_Material for this task_

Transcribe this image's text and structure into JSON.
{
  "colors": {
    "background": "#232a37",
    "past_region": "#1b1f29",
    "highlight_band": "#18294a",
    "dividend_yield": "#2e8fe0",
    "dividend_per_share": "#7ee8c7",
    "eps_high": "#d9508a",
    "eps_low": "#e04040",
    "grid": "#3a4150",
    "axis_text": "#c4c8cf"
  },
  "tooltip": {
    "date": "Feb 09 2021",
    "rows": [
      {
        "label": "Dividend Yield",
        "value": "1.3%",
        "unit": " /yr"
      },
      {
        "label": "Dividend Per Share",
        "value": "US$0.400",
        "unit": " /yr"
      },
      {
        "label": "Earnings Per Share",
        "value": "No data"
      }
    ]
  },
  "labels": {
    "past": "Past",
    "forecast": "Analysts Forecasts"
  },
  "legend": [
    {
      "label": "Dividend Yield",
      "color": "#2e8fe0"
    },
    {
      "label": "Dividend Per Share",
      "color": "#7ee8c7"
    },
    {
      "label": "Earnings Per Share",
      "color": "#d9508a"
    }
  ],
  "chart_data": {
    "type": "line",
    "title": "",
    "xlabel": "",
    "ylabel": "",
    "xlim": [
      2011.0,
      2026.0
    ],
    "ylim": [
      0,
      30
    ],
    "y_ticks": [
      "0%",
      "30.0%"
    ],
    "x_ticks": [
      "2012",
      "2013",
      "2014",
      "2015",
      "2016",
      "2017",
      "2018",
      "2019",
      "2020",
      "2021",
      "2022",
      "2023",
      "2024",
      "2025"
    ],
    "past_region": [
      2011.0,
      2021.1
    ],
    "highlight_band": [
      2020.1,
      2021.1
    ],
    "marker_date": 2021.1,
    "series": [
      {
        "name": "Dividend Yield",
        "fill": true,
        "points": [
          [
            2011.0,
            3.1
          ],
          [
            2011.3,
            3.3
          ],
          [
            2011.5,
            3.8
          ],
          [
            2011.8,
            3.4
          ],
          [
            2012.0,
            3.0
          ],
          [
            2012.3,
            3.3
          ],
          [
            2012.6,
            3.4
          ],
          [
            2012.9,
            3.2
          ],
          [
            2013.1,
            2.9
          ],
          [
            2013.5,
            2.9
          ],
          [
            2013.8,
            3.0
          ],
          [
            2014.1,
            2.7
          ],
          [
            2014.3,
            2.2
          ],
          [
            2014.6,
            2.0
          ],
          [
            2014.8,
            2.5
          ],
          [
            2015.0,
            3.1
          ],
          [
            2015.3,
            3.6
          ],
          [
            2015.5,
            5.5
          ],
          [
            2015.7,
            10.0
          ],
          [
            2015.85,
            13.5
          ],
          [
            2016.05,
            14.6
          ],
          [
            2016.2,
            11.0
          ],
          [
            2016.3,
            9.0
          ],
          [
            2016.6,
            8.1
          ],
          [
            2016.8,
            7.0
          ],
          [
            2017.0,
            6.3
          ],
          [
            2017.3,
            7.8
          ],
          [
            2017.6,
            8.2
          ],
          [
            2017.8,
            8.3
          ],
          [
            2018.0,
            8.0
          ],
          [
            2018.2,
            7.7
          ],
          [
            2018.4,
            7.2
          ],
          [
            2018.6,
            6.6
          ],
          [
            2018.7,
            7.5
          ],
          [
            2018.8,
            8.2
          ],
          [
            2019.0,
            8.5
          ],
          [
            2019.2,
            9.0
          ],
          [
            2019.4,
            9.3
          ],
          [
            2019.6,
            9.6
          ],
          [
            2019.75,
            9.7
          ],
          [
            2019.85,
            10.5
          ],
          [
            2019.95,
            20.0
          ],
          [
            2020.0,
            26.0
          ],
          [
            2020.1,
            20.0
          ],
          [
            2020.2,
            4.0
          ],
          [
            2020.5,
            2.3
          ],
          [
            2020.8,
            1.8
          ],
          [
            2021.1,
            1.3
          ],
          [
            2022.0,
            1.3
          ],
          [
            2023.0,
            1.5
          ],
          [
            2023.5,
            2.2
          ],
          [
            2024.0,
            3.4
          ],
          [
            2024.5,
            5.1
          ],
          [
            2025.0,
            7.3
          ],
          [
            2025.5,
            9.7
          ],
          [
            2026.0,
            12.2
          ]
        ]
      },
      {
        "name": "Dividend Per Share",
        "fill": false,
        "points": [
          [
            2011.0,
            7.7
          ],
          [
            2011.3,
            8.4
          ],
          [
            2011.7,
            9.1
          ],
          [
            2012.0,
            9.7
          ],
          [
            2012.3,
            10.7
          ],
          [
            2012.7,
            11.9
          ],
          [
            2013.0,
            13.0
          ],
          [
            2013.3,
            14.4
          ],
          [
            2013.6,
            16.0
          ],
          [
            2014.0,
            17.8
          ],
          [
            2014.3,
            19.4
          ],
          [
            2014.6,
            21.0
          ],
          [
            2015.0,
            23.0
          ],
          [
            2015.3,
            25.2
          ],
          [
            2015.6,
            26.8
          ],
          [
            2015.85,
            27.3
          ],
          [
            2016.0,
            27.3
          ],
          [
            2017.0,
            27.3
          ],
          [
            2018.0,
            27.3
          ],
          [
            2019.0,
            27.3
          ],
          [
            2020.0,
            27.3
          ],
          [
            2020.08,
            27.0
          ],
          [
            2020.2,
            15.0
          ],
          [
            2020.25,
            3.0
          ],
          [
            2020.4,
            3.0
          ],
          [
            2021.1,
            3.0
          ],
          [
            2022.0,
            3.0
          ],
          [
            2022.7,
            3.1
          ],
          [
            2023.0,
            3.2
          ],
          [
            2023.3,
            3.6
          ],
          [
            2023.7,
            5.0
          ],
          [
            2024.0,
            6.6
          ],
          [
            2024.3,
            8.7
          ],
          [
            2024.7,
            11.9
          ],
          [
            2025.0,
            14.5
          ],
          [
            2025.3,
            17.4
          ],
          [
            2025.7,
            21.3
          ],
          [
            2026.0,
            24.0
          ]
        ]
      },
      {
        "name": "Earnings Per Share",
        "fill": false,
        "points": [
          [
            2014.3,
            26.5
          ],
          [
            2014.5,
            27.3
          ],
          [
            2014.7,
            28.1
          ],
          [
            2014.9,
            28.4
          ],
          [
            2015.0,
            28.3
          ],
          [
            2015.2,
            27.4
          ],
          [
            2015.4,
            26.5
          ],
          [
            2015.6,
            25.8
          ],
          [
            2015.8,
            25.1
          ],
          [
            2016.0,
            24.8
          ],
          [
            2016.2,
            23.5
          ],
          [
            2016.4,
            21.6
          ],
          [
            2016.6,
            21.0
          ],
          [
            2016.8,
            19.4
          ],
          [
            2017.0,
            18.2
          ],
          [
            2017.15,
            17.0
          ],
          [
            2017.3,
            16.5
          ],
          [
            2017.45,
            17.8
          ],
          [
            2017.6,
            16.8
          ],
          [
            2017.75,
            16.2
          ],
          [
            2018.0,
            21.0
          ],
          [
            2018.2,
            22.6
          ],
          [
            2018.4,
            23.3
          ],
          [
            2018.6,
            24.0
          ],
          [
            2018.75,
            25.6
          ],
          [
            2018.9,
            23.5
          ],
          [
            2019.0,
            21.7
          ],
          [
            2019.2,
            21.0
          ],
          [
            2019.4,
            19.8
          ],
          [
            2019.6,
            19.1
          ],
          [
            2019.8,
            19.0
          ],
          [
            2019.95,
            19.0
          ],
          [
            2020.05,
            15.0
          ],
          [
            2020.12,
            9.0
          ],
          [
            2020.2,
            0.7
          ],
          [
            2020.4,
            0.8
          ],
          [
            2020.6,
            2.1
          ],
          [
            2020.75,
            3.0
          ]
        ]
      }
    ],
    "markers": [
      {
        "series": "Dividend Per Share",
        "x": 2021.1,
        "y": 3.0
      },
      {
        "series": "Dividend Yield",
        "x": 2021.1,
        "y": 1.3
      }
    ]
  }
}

_Given request_
All of the material above needs to be copied exactly.

_Right answer_
Transcribe this image's text and structure into JSON.
{
  "colors": {
    "background": "#232a37",
    "past_region": "#1b1f29",
    "highlight_band": "#18294a",
    "dividend_yield": "#2e8fe0",
    "dividend_per_share": "#7ee8c7",
    "eps_high": "#d9508a",
    "eps_low": "#e04040",
    "grid": "#3a4150",
    "axis_text": "#c4c8cf"
  },
  "tooltip": {
    "date": "Feb 09 2021",
    "rows": [
      {
        "label": "Dividend Yield",
        "value": "1.3%",
        "unit": " /yr"
      },
      {
        "label": "Dividend Per Share",
        "value": "US$0.400",
        "unit": " /yr"
      },
      {
        "label": "Earnings Per Share",
        "value": "No data"
      }
    ]
  },
  "labels": {
    "past": "Past",
    "forecast": "Analysts Forecasts"
  },
  "legend": [
    {
      "label": "Dividend Yield",
      "color": "#2e8fe0"
    },
    {
      "label": "Dividend Per Share",
      "color": "#7ee8c7"
    },
    {
      "label": "Earnings Per Share",
      "color": "#d9508a"
    }
  ],
  "chart_data": {
    "type": "line",
    "title": "",
    "xlabel": "",
    "ylabel": "",
    "xlim": [
      2011.0,
      2026.0
    ],
    "ylim": [
      0,
      30
    ],
    "y_ticks": [
      "0%",
      "30.0%"
    ],
    "x_ticks": [
      "2012",
      "2013",
      "2014",
      "2015",
      "2016",
      "2017",
      "2018",
      "2019",
      "2020",
      "2021",
      "2022",
      "2023",
      "2024",
      "2025"
    ],
    "past_region": [
      2011.0,
      2021.1
    ],
    "highlight_band": [
      2020.1,
      2021.1
    ],
    "marker_date": 2021.1,
    "series": [
      {
        "name": "Dividend Yield",
        "fill": true,
        "points": [
          [
            2011.0,
            3.1
          ],
          [
            2011.3,
            3.3
          ],
          [
            2011.5,
            3.8
          ],
          [
            2011.8,
            3.4
          ],
          [
            2012.0,
            3.0
          ],
          [
            2012.3,
            3.3
          ],
          [
            2012.6,
            3.4
          ],
          [
            2012.9,
            3.2
          ],
          [
            2013.1,
            2.9
          ],
          [
            2013.5,
            2.9
          ],
          [
            2013.8,
            3.0
          ],
          [
            2014.1,
            2.7
          ],
          [
            2014.3,
            2.2
          ],
          [
            2014.6,
            2.0
          ],
          [
            2014.8,
            2.5
          ],
          [
            2015.0,
            3.1
          ],
          [
            2015.3,
            3.6
          ],
          [
            2015.5,
            5.5
          ],
          [
            2015.7,
            10.0
          ],
          [
            2015.85,
            13.5
          ],
          [
            2016.05,
            14.6
          ],
          [
            2016.2,
            11.0
          ],
          [
            2016.3,
            9.0
          ],
          [
            2016.6,
            8.1
          ],
          [
            2016.8,
            7.0
          ],
          [
            2017.0,
            6.3
          ],
          [
            2017.3,
            7.8
          ],
          [
            2017.6,
            8.2
          ],
          [
            2017.8,
            8.3
          ],
          [
            2018.0,
            8.0
          ],
          [
            2018.2,
            7.7
          ],
          [
            2018.4,
            7.2
          ],
          [
            2018.6,
            6.6
          ],
          [
            2018.7,
            7.5
          ],
          [
            2018.8,
            8.2
          ],
          [
            2019.0,
            8.5
          ],
          [
            2019.2,
            9.0
          ],
          [
            2019.4,
            9.3
          ],
          [
            2019.6,
            9.6
          ],
          [
            2019.75,
            9.7
          ],
          [
            2019.85,
            10.5
          ],
          [
            2019.95,
            20.0
          ],
          [
            2020.0,
            26.0
          ],
          [
            2020.1,
            20.0
          ],
          [
            2020.2,
            4.0
          ],
          [
            2020.5,
            2.3
          ],
          [
            2020.8,
            1.8
          ],
          [
            2021.1,
            1.3
          ],
          [
            2022.0,
            1.3
          ],
          [
            2023.0,
            1.5
          ],
          [
            2023.5,
            2.2
          ],
          [
            2024.0,
            3.4
          ],
          [
            2024.5,
            5.1
          ],
          [
            2025.0,
            7.3
          ],
          [
            2025.5,
            9.7
          ],
          [
            2026.0,
            12.2
          ]
        ]
      },
      {
        "name": "Dividend Per Share",
        "fill": false,
        "points": [
          [
            2011.0,
            7.7
          ],
          [
            2011.3,
            8.4
          ],
          [
            2011.7,
            9.1
          ],
          [
            2012.0,
            9.7
          ],
          [
            2012.3,
            10.7
          ],
          [
            2012.7,
            11.9
          ],
          [
            2013.0,
            13.0
          ],
          [
            2013.3,
            14.4
          ],
          [
            2013.6,
            16.0
          ],
          [
            2014.0,
            17.8
          ],
          [
            2014.3,
            19.4
          ],
          [
            2014.6,
            21.0
          ],
          [
            2015.0,
            23.0
          ],
          [
            2015.3,
            25.2
          ],
          [
            2015.6,
            26.8
          ],
          [
            2015.85,
            27.3
          ],
          [
            2016.0,
            27.3
          ],
          [
            2017.0,
            27.3
          ],
          [
            2018.0,
            27.3
          ],
          [
            2019.0,
            27.3
          ],
          [
            2020.0,
            27.3
          ],
          [
            2020.08,
            27.0
          ],
          [
            2020.2,
            15.0
          ],
          [
            2020.25,
            3.0
          ],
          [
            2020.4,
            3.0
          ],
          [
            2021.1,
            3.0
          ],
          [
            2022.0,
            3.0
          ],
          [
            2022.7,
            3.1
          ],
          [
            2023.0,
            3.2
          ],
          [
            2023.3,
            3.6
          ],
          [
            2023.7,
            5.0
          ],
          [
            2024.0,
            6.6
          ],
          [
            2024.3,
            8.7
          ],
          [
            2024.7,
            11.9
          ],
          [
            2025.0,
            14.5
          ],
          [
            2025.3,
            17.4
          ],
          [
            2025.7,
            21.3
          ],
          [
            2026.0,
            24.0
          ]
        ]
      },
      {
        "name": "Earnings Per Share",
        "fill": false,
        "points": [
          [
            2014.3,
            26.5
          ],
          [
            2014.5,
            27.3
          ],
          [
            2014.7,
            28.1
          ],
          [
            2014.9,
            28.4
          ],
          [
            2015.0,
            28.3
          ],
          [
            2015.2,
            27.4
          ],
          [
            2015.4,
            26.5
          ],
          [
            2015.6,
            25.8
          ],
          [
            2015.8,
            25.1
          ],
          [
            2016.0,
            24.8
          ],
          [
            2016.2,
            23.5
          ],
          [
            2016.4,
            21.6
          ],
          [
            2016.6,
            21.0
          ],
          [
            2016.8,
            19.4
          ],
          [
            2017.0,
            18.2
          ],
          [
            2017.15,
            17.0
          ],
          [
            2017.3,
            16.5
          ],
          [
            2017.45,
            17.8
          ],
          [
            2017.6,
            16.8
          ],
          [
            2017.75,
            16.2
          ],
          [
            2018.0,
            21.0
          ],
          [
            2018.2,
            22.6
          ],
          [
            2018.4,
            23.3
          ],
          [
            2018.6,
            24.0
          ],
          [
            2018.75,
            25.6
          ],
          [
            2018.9,
            23.5
          ],
          [
            2019.0,
            21.7
          ],
          [
            2019.2,
            21.0
          ],
          [
            2019.4,
            19.8
          ],
          [
            2019.6,
            19.1
          ],
          [
            2019.8,
            19.0
          ],
          [
            2019.95,
            19.0
          ],
          [
            2020.05,
            15.0
          ],
          [
            2020.12,
            9.0
          ],
          [
            2020.2,
            0.7
          ],
          [
            2020.4,
            0.8
          ],
          [
            2020.6,
            2.1
          ],
          [
            2020.75,
            3.0
          ]
        ]
      }
    ],
    "markers": [
      {
        "series": "Dividend Per Share",
        "x": 2021.1,
        "y": 3.0
      },
      {
        "series": "Dividend Yield",
        "x": 2021.1,
        "y": 1.3
      }
    ]
  }
}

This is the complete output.